**Working data**
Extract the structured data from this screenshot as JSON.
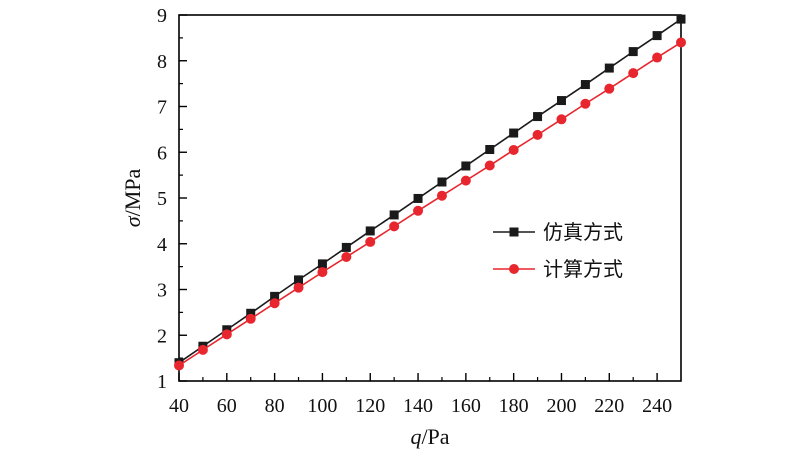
{
  "chart_data": {
    "type": "line",
    "xlabel_var": "q",
    "xlabel_unit": "/Pa",
    "ylabel_var": "σ",
    "ylabel_unit": "/MPa",
    "xlim": [
      40,
      250
    ],
    "ylim": [
      1,
      9
    ],
    "xticks": [
      40,
      60,
      80,
      100,
      120,
      140,
      160,
      180,
      200,
      220,
      240
    ],
    "yticks": [
      1,
      2,
      3,
      4,
      5,
      6,
      7,
      8,
      9
    ],
    "x": [
      40,
      50,
      60,
      70,
      80,
      90,
      100,
      110,
      120,
      130,
      140,
      150,
      160,
      170,
      180,
      190,
      200,
      210,
      220,
      230,
      240,
      250
    ],
    "series": [
      {
        "name": "仿真方式",
        "color": "#1a1a1a",
        "marker": "square",
        "values": [
          1.4,
          1.76,
          2.12,
          2.48,
          2.85,
          3.21,
          3.56,
          3.92,
          4.28,
          4.63,
          4.99,
          5.35,
          5.7,
          6.06,
          6.42,
          6.78,
          7.13,
          7.48,
          7.84,
          8.2,
          8.55,
          8.91
        ]
      },
      {
        "name": "计算方式",
        "color": "#e8262d",
        "marker": "circle",
        "values": [
          1.34,
          1.68,
          2.02,
          2.36,
          2.7,
          3.04,
          3.38,
          3.71,
          4.04,
          4.38,
          4.72,
          5.05,
          5.38,
          5.71,
          6.05,
          6.38,
          6.72,
          7.06,
          7.39,
          7.73,
          8.07,
          8.4
        ]
      }
    ],
    "legend_position": "center-right",
    "grid": false
  }
}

**Goal**
Pictures appear in the records above. Output everything except them, exactly.

**Result below**
Extract the structured data from this screenshot as JSON.
{
  "chart_data": {
    "type": "line",
    "xlabel_var": "q",
    "xlabel_unit": "/Pa",
    "ylabel_var": "σ",
    "ylabel_unit": "/MPa",
    "xlim": [
      40,
      250
    ],
    "ylim": [
      1,
      9
    ],
    "xticks": [
      40,
      60,
      80,
      100,
      120,
      140,
      160,
      180,
      200,
      220,
      240
    ],
    "yticks": [
      1,
      2,
      3,
      4,
      5,
      6,
      7,
      8,
      9
    ],
    "x": [
      40,
      50,
      60,
      70,
      80,
      90,
      100,
      110,
      120,
      130,
      140,
      150,
      160,
      170,
      180,
      190,
      200,
      210,
      220,
      230,
      240,
      250
    ],
    "series": [
      {
        "name": "仿真方式",
        "color": "#1a1a1a",
        "marker": "square",
        "values": [
          1.4,
          1.76,
          2.12,
          2.48,
          2.85,
          3.21,
          3.56,
          3.92,
          4.28,
          4.63,
          4.99,
          5.35,
          5.7,
          6.06,
          6.42,
          6.78,
          7.13,
          7.48,
          7.84,
          8.2,
          8.55,
          8.91
        ]
      },
      {
        "name": "计算方式",
        "color": "#e8262d",
        "marker": "circle",
        "values": [
          1.34,
          1.68,
          2.02,
          2.36,
          2.7,
          3.04,
          3.38,
          3.71,
          4.04,
          4.38,
          4.72,
          5.05,
          5.38,
          5.71,
          6.05,
          6.38,
          6.72,
          7.06,
          7.39,
          7.73,
          8.07,
          8.4
        ]
      }
    ],
    "legend_position": "center-right",
    "grid": false
  }
}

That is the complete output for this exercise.